Dataset items:
########################################

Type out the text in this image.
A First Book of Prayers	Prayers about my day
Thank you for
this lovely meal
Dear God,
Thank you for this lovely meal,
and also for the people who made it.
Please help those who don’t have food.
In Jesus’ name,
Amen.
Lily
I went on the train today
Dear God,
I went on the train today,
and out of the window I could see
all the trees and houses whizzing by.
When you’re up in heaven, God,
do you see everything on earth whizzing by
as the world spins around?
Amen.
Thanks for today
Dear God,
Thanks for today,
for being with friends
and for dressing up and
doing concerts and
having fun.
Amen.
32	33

########################################

Transcribe each entry exactly.

* [Response to the task]
Type out the text in this image.
A First Book of Prayers	Prayers about my day
Thank you for
this lovely meal
Dear God,
Thank you for this lovely meal,
and also for the people who made it.
Please help those who don’t have food.
In Jesus’ name,
Amen.
Lily
I went on the train today
Dear God,
I went on the train today,
and out of the window I could see
all the trees and houses whizzing by.
When you’re up in heaven, God,
do you see everything on earth whizzing by
as the world spins around?
Amen.
Thanks for today
Dear God,
Thanks for today,
for being with friends
and for dressing up and
doing concerts and
having fun.
Amen.
32	33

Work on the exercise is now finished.